**Extrahierter Text**

# # # # #

Ernährung bei Lupus erythematodes

Prinzipiell gibt es keine spezielle Diät für Lupus-Patienten. Ein wesentlicher Faktor ist jedoch die arachidonsäurearme Ernährung. Die Arachidonsäure ist in allen tierischen Lebensmitteln enthalten und wird im Körper zu entzündungsfördernden Stoffen umgebaut. Ernährungswissenschaftler empfehlen max. 50 mg Arachidonsäure pro Tag zu sich zu nehmen.

 

Archidonsäure kann Entzündungen, Schchwellungen, Rötungen, Schmerzen und Bewegunseinschränkungen hervorrufen.

Im Grunde sollte man vorallem als Betroffener auf eine ausgewogene Ernährung achten.

 

Der Schwerpunkt der Ernährung sollte auf pflanzliche Lebensmittel liegen:

> Omega-3-Fettsäuren (Fisch)

> pflanzliche Öle (Raps-, Walnuss-, Soja-, Leinöl)

> Antioxidantien = Radikalfänger (Vitamin A, C, E)

> Selen, Zink, Eisen (Obst, Gemüse)

 

Unter Lupus-Patienten gibt es verhältnismäßig mehr Allergiker bzw. Betroffene mit Unverträglichkeiten gegenüber bestimmten Nahrungsmitteln. Für diese allergischen Reaktionen ist das schon fehlgesteuerte Immunsystem verantwortlich. Ein Nahrungsmittel wird fälschlicherweise als "fremd" und "gefährlich" erkannt und die Abwehrmechanismen werden in Gang gesetzt. Allergien können durch Bluttests oder durch Prick Tests festgestellt werden. Nahrungsmittelinteroleranzen (= Pseudoallergien) treten häufig bei Lupus-Patienten auf.

 

Auf was sollte man verzichten / bzw. welche Lebensmittel sollte man reduzieren:

> Gegrilltes

> Gebratenes

> Alkohol

> Geräuchertes (Wurst)

> fettreiche Ernährung

> Kochsalz

> Fertiggerichte (auch Suppen und Saucen!)

> Würzmittel (Maggi, Soja Sauce, etc.)

# # # # #

Gespeicherte Dateneinträge:
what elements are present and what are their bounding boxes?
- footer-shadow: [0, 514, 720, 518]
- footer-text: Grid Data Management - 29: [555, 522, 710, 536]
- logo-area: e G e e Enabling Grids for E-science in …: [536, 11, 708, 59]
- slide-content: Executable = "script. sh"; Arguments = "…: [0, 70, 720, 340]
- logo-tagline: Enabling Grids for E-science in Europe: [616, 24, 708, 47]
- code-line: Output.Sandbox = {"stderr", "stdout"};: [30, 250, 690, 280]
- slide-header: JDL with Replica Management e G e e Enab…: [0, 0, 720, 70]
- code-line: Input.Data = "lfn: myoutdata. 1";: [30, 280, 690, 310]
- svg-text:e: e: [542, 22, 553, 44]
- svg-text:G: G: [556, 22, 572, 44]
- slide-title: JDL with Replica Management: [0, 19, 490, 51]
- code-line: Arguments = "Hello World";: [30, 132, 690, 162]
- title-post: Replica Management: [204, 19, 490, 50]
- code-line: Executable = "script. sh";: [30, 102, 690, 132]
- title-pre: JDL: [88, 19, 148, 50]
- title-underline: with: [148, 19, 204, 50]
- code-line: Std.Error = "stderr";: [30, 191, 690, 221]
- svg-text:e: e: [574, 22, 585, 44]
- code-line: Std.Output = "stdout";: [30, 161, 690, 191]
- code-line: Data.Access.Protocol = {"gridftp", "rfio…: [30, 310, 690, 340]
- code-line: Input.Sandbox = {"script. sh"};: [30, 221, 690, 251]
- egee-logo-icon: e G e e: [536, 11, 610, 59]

# # # # #

**Zu beantwortende Fragen**
1. Übernehmen Sie aus dem Text über die Ernährung bei Lupus wortgetreu den Abschnitt, der mit „Ernährung bei Lupus“ beginnt und bis einschließlich „sich zu nehmen.“ reicht.
2. Nennen Sie sämtliche Lebensmittel und Ernährungsweisen, auf die man laut dem Text über die Ernährung bei Lupus verzichten oder die man reduzieren sollte.
Die Auflistung ist eigenständiges Material und gehört nicht zum Text über die Ernährung bei Lupus.

**Antworten**
1.
Ernährung bei Lupus erythematodes

Prinzipiell gibt es keine spezielle Diät für Lupus-Patienten. Ein wesentlicher Faktor ist jedoch die arachidonsäurearme Ernährung. Die Arachidonsäure ist in allen tierischen Lebensmitteln enthalten und wird im Körper zu entzündungsfördernden Stoffen umgebaut. Ernährungswissenschaftler empfehlen max. 50 mg Arachidonsäure pro Tag zu sich zu nehmen.

2. Gegrilltes, Gebratenes, Alkohol, Geräuchertes (Wurst), fettreiche Ernährung, Kochsalz, Fertiggerichte (auch Suppen und Saucen), Würzmittel (Maggi, Soja Sauce, etc.)